Le ministre de la Justice a déclaré que le projet de loi unifiée sur la presse et les médias est entaché d'inconstitutionnalité.
Dans une interview accordée il y a quelques jours à la chaîne privée
Sada Al-Balad, le ministre de la Justice, Ahmad Al-Zend, a déclaré que le projet de loi unifiée sur la presse et les médias officiels élaboré par le syndicat des Journalistes est «
entaché d’inconstitutionnalité ». Il a annoncé que le gouvernement présenterait au Parlement sa version de la loi. «
Je ne suis pas contre les journalistes et la liberté d’expression, mais il faut avoir des lois constitutionnelles, ce qui n’est pas le cas du projet de loi en question », a indiqué Al-Zend. Des déclarations qui ravivent le débat sur la loi en question.

Consignes:
(1) Dans le texte sur le projet de loi relatif à la presse et aux médias, sur quelle chaîne le ministre de la Justice a-t-il accordé son interview ?
(2) Recopiez le passage du texte sur le projet de loi relatif à la presse, depuis « Dans une interview » jusqu'à « loi en question. » inclus.
(3) Prolongez le texte sur le projet de loi relatif à la presse et aux médias au-delà de sa dernière phrase.

Contenu des données:
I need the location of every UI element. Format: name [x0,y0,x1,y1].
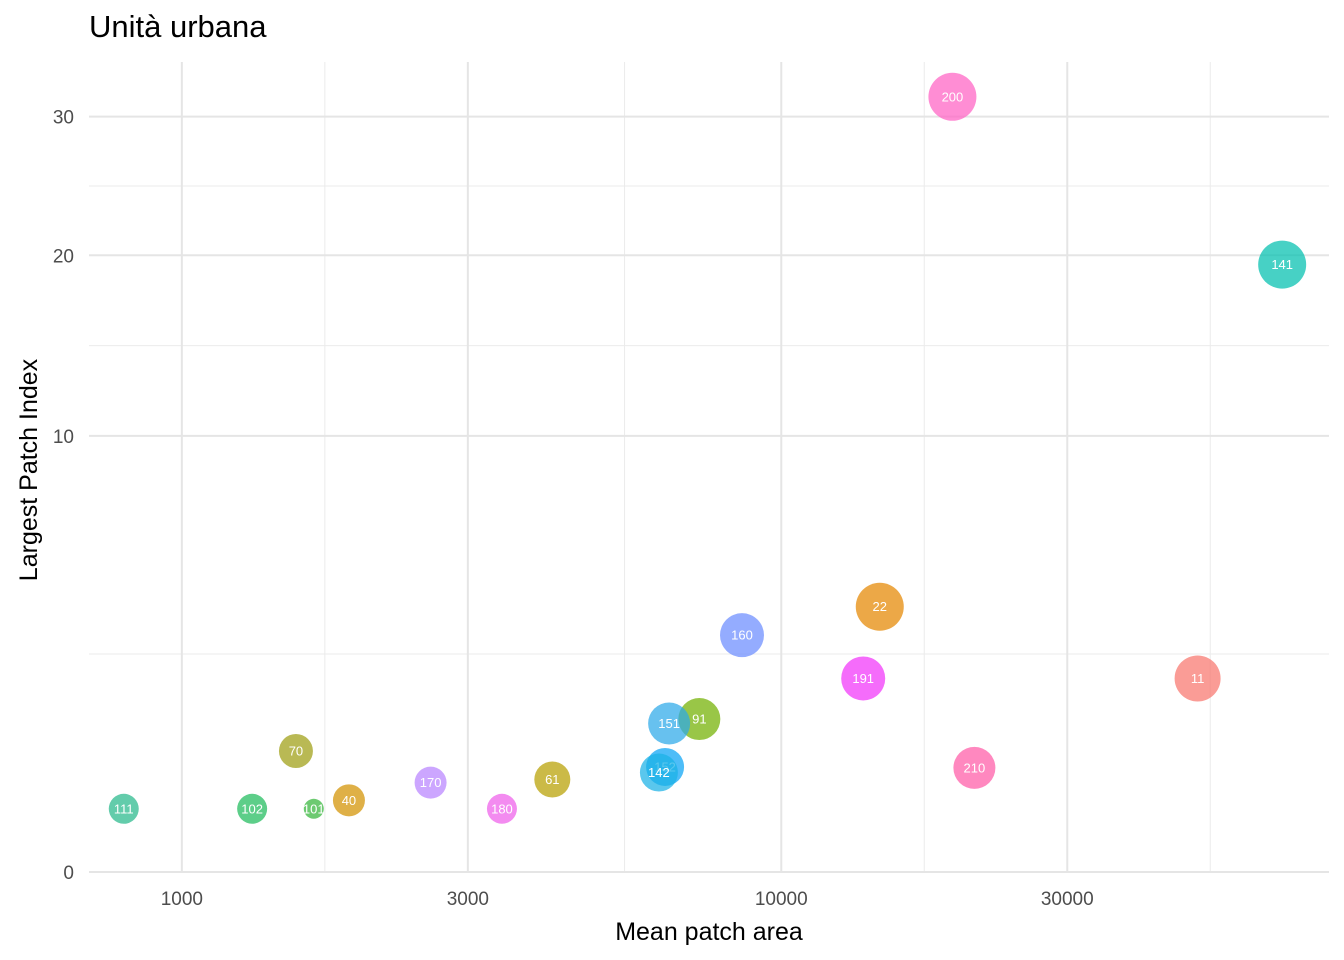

Résultats attendus:
(1) Sur la chaîne privée Sada Al-Balad.

(2)
Dans une interview accordée il y a quelques jours à la chaîne privée
Sada Al-Balad, le ministre de la Justice, Ahmad Al-Zend, a déclaré que le projet de loi unifiée sur la presse et les médias officiels élaboré par le syndicat des Journalistes est «
entaché d’inconstitutionnalité ». Il a annoncé que le gouvernement présenterait au Parlement sa version de la loi. «
Je ne suis pas contre les journalistes et la liberté d’expression, mais il faut avoir des lois constitutionnelles, ce qui n’est pas le cas du projet de loi en question », a indiqué Al-Zend. Des déclarations qui ravivent le débat sur la loi en question.

(3)
En réaction aux propos du ministre, des journalistes et représentants des médias audiovisuels se sont réunis jeudi 25 janvier au syndicat des Journalistes pour étudier les moyens de défendre leur projet de loi. Le président du syndicat des Journalistes, le président du Conseil suprême de la presse et les membres du comité national chargé d’élaborer le projet de loi sur la presse et les médias étaient présents à la réunion ainsi que des présentateurs, des journalistes et des juristes.
Lors de cette réunion, ils ont exprimé leur inquiétude de voir s’immiscer le gouvernement dans la loi. « Les journalistes ne cherchent pas à entrer en conflit avec le gouvernement, mais n’acceptent pas non plus de se voir refuser ce projet de loi. Pendant un an et demi, il a été élaboré minutieusement avec l’expertise d’hommes du métier et de juristes. Aujourd’hui, on se demande pourquoi le gouvernement veut changer la loi », prévient Yéhia Qallache, président du syndicat des Journalistes.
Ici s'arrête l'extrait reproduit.